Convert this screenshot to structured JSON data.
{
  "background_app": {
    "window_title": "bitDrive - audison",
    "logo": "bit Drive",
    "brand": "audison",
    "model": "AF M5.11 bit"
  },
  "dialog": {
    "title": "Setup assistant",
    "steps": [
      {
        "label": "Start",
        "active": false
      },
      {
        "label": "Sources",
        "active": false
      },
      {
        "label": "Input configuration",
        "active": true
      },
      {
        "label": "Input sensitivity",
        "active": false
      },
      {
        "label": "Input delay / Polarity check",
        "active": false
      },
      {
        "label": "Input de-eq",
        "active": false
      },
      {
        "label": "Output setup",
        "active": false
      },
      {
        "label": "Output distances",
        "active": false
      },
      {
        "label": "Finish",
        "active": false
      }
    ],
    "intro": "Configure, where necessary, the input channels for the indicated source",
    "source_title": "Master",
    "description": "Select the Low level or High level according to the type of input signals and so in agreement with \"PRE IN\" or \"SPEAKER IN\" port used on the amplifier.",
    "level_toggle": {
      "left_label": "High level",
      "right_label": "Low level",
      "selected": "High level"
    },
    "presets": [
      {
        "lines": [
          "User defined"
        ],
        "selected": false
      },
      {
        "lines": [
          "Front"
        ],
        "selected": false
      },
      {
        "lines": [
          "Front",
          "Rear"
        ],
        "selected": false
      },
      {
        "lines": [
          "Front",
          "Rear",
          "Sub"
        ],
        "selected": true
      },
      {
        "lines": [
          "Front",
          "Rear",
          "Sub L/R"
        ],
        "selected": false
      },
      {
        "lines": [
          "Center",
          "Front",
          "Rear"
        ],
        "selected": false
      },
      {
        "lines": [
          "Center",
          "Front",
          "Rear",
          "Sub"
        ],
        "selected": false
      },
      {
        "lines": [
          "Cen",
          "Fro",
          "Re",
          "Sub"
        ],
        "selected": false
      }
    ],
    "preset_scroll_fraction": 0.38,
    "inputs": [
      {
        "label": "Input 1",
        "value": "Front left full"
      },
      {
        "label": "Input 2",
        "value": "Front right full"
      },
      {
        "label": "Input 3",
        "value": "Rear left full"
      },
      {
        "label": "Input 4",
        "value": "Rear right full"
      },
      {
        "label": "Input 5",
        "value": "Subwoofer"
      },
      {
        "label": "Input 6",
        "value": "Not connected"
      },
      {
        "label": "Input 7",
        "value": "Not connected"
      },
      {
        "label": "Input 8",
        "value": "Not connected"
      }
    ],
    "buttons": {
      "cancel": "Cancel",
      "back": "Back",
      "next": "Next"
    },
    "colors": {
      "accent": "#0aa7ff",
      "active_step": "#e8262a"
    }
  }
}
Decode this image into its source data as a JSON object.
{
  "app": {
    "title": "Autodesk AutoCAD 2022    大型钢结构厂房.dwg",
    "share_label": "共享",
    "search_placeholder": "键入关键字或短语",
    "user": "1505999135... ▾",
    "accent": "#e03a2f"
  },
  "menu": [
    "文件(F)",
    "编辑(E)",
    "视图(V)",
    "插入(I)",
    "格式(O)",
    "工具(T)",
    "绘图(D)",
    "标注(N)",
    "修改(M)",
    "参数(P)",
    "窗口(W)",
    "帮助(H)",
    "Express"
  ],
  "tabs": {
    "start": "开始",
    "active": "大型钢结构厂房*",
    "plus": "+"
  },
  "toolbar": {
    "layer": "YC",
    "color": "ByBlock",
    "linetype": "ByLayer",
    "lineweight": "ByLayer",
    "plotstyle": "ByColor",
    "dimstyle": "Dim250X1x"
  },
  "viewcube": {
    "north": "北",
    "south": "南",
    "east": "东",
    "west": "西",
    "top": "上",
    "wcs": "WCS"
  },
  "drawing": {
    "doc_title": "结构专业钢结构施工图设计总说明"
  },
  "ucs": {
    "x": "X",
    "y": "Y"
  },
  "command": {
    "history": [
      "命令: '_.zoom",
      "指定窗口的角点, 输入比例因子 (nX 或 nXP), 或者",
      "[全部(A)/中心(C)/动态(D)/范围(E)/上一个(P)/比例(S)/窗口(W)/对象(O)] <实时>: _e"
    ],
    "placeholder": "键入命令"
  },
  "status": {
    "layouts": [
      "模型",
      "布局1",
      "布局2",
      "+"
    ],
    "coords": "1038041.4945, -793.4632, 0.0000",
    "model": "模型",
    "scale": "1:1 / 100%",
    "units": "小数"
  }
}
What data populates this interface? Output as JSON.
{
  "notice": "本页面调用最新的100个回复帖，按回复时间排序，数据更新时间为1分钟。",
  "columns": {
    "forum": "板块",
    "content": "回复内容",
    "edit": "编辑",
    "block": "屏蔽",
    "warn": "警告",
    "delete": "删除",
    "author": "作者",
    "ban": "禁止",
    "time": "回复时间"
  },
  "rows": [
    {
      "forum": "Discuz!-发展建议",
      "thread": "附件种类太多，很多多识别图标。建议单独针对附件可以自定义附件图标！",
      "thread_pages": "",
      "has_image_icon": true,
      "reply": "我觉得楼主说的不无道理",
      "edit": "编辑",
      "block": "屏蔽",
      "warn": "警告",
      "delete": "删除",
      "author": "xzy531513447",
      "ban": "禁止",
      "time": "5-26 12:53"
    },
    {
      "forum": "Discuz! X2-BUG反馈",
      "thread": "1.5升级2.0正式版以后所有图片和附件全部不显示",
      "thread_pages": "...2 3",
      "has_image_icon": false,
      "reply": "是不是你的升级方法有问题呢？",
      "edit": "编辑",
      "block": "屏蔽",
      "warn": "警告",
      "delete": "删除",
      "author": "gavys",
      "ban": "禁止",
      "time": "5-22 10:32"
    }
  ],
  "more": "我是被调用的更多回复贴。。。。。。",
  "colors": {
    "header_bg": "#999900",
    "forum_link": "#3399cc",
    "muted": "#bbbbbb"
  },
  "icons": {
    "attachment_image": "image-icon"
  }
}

> TASK DESCRIPTION: Gather each line of the records holding the string "value".

> RESULT FOR THIS TASK:
        "value": "Front left full"
        "value": "Front right full"
        "value": "Rear left full"
        "value": "Rear right full"
        "value": "Subwoofer"
        "value": "Not connected"
        "value": "Not connected"
        "value": "Not connected"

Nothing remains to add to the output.